▸ WHAT TO WORK ON
Below are some entries. Copy each line that holds the string "this".

▸ INFORMATION GIVEN
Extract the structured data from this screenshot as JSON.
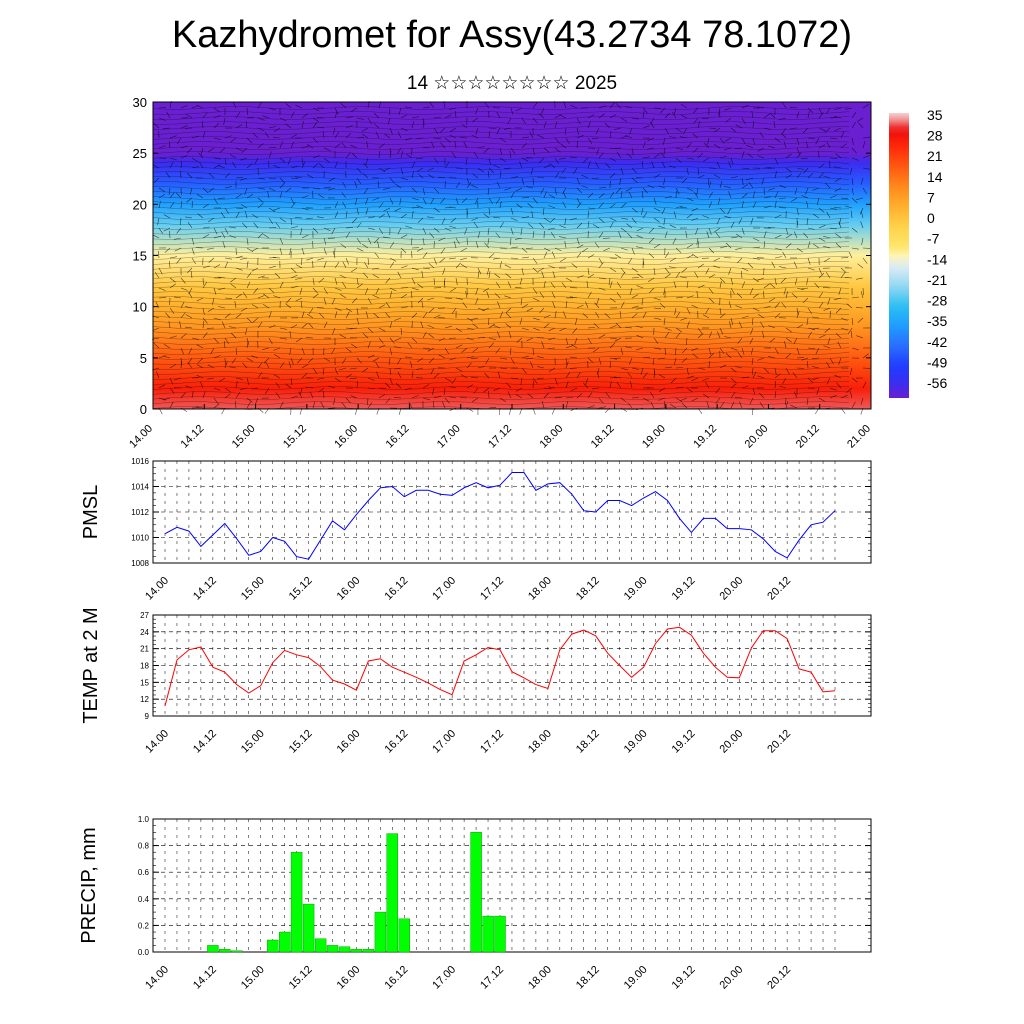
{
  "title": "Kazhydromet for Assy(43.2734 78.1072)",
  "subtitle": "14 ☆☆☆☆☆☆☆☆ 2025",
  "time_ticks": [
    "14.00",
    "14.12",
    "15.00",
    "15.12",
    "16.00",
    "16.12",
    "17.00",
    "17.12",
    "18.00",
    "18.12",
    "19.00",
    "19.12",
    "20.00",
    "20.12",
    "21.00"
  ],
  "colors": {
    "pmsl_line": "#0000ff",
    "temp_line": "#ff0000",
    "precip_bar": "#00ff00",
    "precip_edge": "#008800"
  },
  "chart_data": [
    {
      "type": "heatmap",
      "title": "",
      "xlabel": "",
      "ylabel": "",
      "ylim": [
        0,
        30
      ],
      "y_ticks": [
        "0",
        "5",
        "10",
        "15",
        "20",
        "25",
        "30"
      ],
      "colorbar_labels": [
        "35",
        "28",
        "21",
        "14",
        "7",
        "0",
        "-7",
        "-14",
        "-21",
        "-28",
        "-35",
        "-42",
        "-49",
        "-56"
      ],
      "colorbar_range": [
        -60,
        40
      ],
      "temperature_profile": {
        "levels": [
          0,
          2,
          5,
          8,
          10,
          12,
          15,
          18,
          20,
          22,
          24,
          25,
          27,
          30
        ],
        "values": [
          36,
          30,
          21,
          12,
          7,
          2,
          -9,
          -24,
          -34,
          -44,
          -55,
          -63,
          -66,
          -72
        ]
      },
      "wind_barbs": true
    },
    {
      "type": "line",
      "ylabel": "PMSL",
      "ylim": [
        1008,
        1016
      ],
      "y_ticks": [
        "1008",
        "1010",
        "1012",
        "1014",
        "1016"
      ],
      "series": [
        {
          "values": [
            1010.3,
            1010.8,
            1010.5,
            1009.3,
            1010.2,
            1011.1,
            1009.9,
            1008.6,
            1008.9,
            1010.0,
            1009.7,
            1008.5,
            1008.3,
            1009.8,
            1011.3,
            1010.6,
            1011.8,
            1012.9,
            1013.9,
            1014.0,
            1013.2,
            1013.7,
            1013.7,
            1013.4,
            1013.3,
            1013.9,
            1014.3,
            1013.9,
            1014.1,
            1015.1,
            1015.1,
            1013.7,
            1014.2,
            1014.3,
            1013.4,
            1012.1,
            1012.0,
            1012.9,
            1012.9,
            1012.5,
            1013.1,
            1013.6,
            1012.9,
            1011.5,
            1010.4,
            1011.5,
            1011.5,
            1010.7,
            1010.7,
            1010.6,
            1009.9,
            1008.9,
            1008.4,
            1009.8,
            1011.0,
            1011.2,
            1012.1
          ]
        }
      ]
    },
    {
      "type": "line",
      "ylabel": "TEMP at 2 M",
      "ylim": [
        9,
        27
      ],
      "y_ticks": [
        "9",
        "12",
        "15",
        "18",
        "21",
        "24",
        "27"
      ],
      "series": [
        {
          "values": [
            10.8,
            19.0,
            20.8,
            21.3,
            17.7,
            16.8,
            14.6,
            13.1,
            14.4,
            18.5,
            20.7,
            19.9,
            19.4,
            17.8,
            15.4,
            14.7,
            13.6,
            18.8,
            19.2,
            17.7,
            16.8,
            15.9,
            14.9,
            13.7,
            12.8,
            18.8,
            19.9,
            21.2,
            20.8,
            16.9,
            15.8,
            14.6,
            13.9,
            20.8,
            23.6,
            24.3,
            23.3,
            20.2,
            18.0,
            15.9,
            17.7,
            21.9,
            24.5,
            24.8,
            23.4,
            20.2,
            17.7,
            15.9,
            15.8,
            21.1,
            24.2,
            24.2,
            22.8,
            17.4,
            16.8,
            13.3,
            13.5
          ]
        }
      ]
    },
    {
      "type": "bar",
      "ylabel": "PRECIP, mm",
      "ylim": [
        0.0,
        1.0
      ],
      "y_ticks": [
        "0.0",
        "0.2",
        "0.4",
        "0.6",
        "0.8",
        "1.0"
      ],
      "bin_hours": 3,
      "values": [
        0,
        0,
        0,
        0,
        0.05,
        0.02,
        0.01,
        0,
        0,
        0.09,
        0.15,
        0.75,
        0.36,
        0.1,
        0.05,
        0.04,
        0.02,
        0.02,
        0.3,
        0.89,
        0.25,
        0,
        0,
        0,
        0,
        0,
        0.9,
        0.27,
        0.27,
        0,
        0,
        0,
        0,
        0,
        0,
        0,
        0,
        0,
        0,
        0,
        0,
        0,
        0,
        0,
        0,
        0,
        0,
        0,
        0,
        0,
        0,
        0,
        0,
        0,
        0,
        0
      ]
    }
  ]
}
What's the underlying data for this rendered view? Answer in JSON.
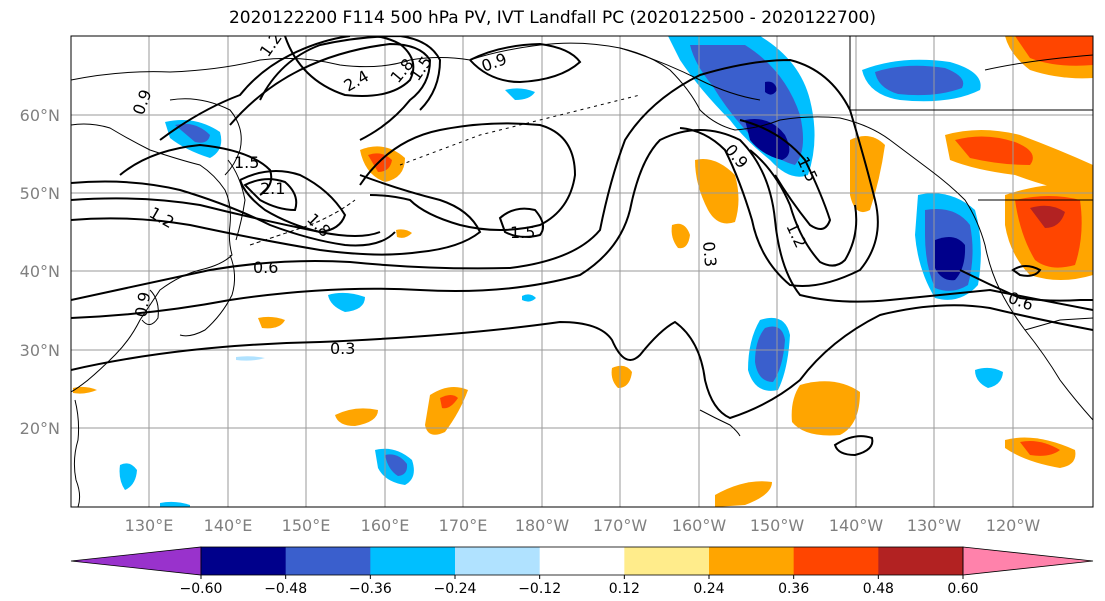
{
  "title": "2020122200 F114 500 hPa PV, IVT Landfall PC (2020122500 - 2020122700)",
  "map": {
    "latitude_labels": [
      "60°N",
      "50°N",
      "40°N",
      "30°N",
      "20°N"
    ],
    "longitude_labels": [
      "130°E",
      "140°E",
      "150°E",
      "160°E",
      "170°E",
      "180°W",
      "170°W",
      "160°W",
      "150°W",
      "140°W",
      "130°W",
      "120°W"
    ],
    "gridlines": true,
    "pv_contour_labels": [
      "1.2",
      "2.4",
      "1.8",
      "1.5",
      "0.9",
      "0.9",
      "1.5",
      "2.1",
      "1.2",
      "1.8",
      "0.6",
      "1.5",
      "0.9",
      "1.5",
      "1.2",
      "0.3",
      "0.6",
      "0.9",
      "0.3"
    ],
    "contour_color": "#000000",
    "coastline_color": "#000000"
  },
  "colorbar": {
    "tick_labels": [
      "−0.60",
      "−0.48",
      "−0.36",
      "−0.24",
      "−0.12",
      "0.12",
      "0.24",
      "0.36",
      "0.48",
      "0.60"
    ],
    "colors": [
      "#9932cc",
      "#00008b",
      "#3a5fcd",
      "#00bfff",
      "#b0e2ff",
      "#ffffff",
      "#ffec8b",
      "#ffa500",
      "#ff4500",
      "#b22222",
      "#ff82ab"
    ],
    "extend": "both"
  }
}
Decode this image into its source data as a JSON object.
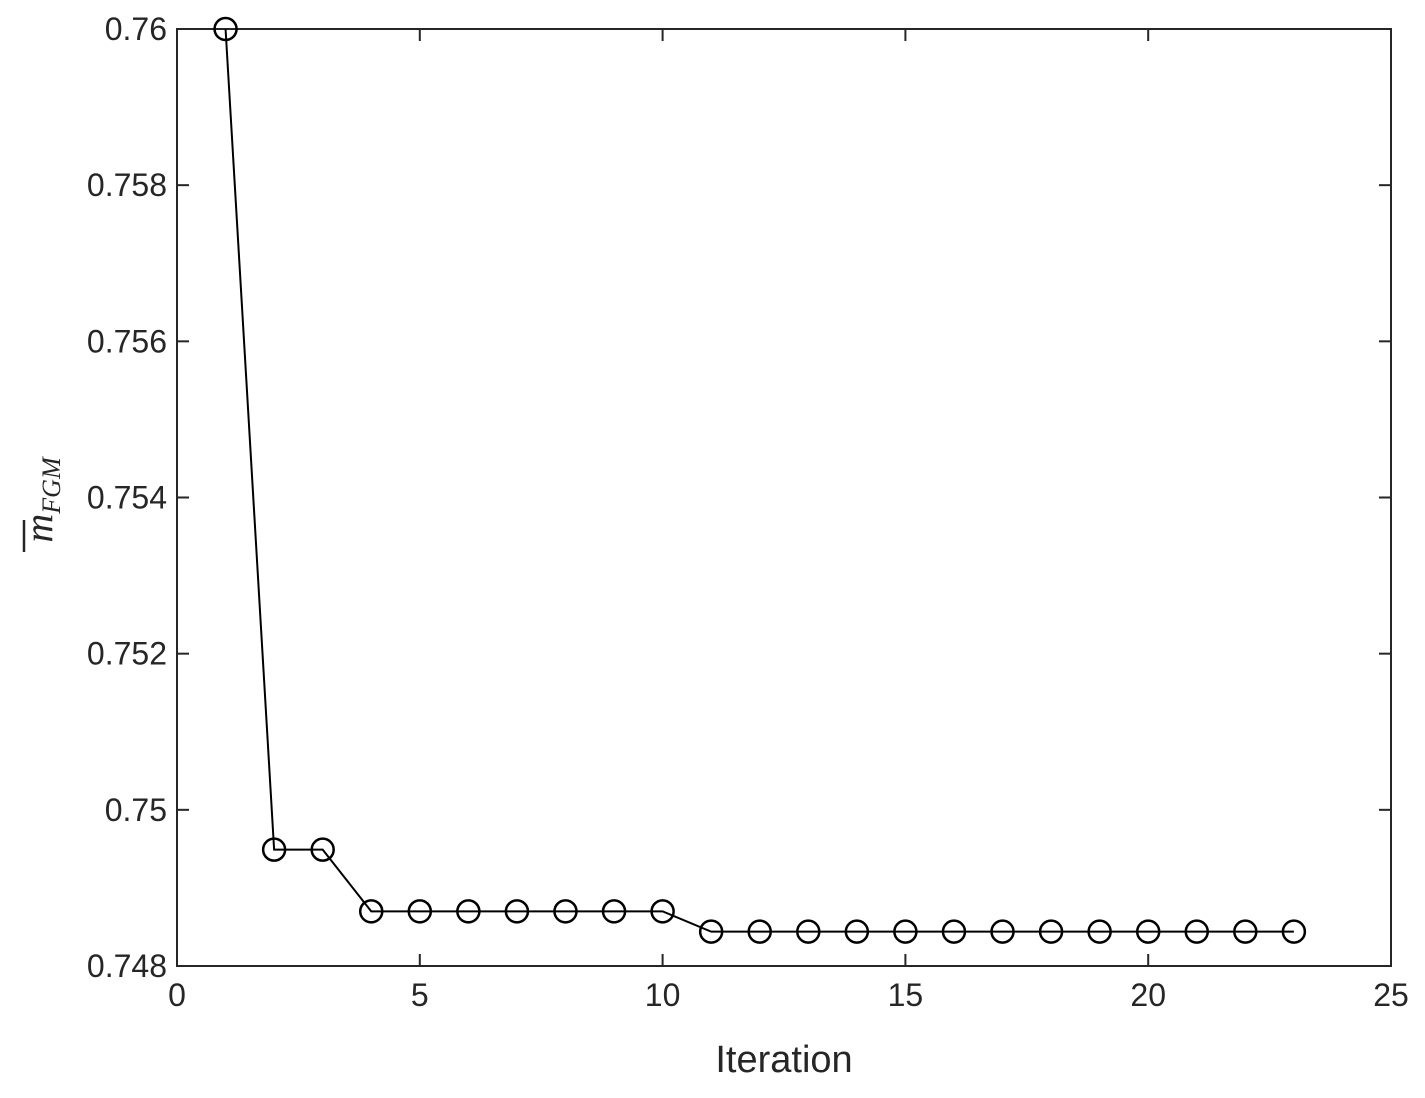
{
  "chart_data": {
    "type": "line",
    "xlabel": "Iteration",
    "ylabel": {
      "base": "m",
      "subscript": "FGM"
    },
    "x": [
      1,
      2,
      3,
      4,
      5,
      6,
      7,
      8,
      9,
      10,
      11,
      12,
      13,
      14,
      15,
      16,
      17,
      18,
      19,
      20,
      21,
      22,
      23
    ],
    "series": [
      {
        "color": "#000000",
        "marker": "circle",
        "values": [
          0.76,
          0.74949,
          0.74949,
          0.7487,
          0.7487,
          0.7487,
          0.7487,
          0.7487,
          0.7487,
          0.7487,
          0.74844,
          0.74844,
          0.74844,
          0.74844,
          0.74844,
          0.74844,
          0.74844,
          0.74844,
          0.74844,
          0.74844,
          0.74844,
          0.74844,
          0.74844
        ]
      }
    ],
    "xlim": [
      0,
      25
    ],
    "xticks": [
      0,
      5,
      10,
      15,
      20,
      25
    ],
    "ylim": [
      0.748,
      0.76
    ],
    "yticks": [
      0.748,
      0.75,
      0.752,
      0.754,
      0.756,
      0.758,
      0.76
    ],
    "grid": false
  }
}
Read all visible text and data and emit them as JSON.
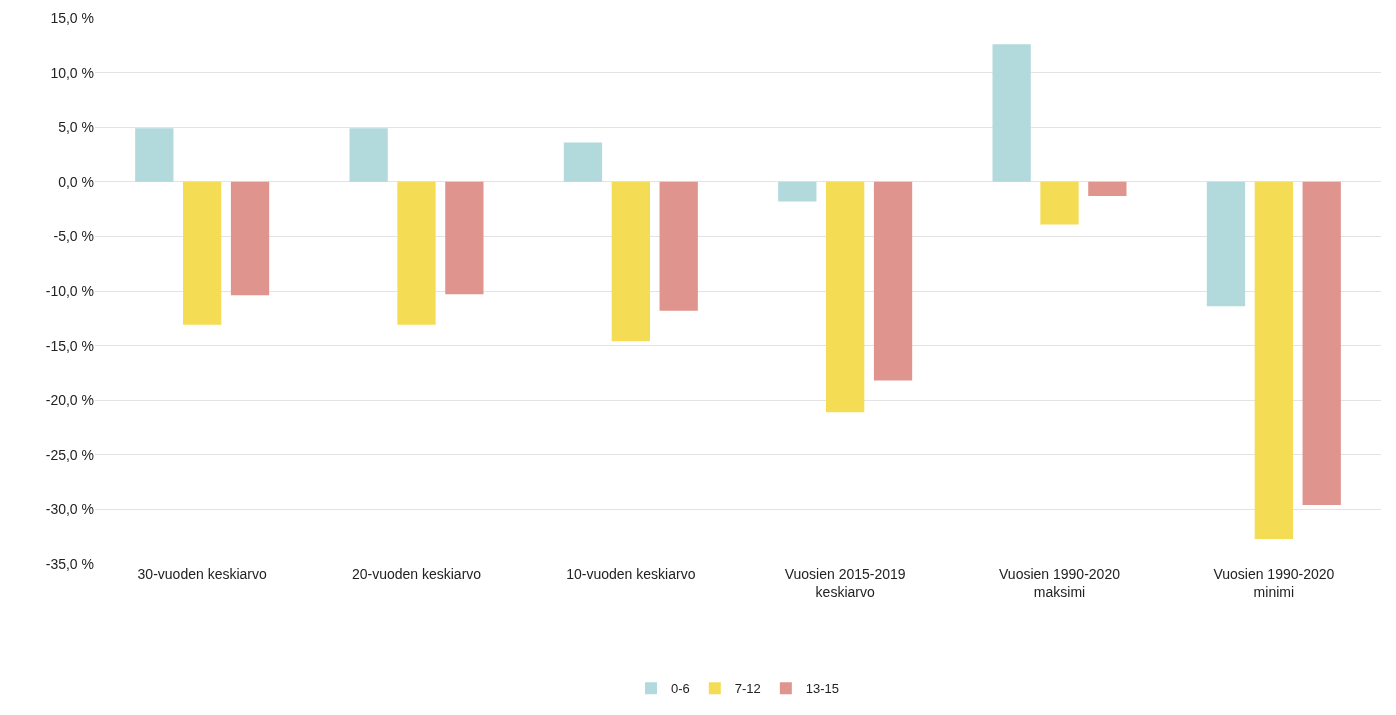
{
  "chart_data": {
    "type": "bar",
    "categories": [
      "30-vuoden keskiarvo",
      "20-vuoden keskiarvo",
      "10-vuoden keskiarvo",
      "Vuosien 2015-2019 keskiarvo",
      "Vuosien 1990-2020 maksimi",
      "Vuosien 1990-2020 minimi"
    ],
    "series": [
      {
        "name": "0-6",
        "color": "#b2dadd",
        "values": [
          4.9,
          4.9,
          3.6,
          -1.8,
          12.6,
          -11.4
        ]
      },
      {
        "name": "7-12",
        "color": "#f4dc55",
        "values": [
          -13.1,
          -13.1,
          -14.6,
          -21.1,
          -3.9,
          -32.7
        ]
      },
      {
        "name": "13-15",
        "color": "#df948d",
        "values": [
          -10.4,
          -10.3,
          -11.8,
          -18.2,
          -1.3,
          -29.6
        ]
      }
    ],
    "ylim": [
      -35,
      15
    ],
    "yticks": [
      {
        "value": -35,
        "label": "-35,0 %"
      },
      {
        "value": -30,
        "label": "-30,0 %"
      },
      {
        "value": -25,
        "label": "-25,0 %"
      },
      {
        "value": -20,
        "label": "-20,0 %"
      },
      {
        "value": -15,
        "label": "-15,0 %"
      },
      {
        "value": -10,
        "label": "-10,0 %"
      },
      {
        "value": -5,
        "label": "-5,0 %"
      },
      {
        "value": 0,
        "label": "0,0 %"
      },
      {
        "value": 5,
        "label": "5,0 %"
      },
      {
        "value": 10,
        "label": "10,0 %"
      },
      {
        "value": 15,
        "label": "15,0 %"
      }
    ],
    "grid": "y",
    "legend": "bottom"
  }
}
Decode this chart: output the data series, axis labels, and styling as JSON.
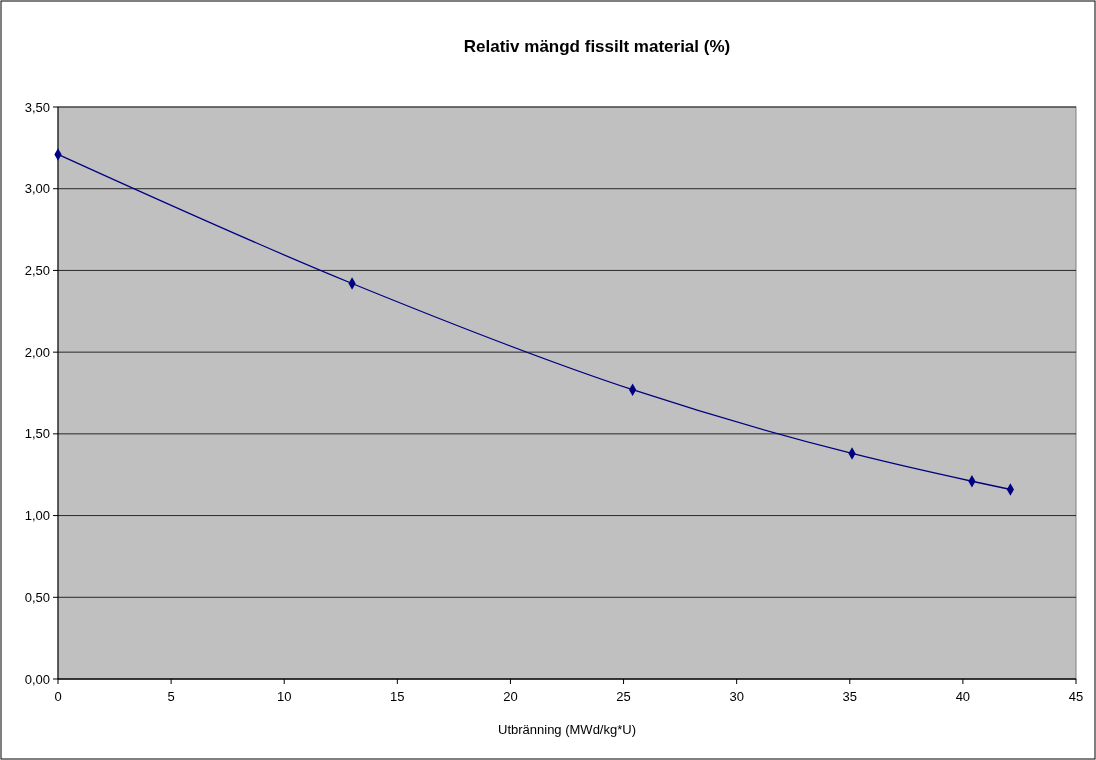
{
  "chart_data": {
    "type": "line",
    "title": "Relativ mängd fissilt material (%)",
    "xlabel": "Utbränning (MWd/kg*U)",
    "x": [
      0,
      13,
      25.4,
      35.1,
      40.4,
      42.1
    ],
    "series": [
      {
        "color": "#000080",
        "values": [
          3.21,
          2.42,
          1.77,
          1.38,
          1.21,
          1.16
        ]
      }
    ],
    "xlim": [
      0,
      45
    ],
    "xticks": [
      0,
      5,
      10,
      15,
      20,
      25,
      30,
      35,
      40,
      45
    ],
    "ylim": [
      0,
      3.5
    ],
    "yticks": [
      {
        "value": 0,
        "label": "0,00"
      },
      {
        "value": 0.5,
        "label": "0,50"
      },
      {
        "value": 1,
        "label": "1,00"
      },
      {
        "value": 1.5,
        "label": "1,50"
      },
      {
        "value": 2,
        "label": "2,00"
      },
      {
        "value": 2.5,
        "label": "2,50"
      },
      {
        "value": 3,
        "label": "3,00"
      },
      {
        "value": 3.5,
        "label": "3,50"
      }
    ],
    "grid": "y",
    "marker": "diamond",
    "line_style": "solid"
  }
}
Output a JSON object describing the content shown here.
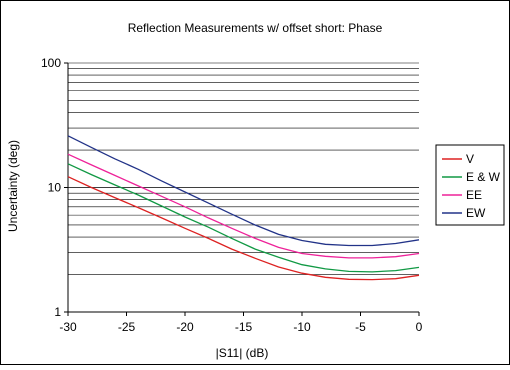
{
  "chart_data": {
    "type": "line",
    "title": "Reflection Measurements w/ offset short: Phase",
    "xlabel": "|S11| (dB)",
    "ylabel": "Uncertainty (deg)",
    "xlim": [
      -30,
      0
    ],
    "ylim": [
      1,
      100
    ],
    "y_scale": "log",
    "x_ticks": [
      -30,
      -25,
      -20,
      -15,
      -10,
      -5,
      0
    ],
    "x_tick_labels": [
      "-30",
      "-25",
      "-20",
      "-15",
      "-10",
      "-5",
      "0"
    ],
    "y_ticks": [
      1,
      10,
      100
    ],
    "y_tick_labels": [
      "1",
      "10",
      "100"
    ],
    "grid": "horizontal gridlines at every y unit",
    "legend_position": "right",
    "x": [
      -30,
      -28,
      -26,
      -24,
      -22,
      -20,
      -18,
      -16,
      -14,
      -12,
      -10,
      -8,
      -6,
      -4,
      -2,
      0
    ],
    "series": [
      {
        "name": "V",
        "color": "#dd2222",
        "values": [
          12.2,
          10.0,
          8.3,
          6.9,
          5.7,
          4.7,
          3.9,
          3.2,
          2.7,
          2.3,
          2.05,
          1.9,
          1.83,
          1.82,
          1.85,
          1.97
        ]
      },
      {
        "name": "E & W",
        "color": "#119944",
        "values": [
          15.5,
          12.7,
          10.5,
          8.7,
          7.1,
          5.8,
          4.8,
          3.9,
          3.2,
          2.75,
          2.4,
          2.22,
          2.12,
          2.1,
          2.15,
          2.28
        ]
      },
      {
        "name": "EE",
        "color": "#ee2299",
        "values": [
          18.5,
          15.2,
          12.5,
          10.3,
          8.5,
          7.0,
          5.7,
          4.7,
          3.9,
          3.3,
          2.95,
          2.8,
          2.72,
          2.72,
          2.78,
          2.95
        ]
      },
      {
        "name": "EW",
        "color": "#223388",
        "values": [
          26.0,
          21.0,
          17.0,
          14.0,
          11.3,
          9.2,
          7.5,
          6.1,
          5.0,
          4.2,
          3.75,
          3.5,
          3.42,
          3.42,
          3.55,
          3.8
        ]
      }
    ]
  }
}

▸ SOLVED EXERCISE
Extract the structured data from this screenshot as JSON.
What's the underlying data for this rendered view? Answer in JSON.
Decode this image into its source data as a JSON object.
Decode this chart: output the data series, axis labels, and styling as JSON.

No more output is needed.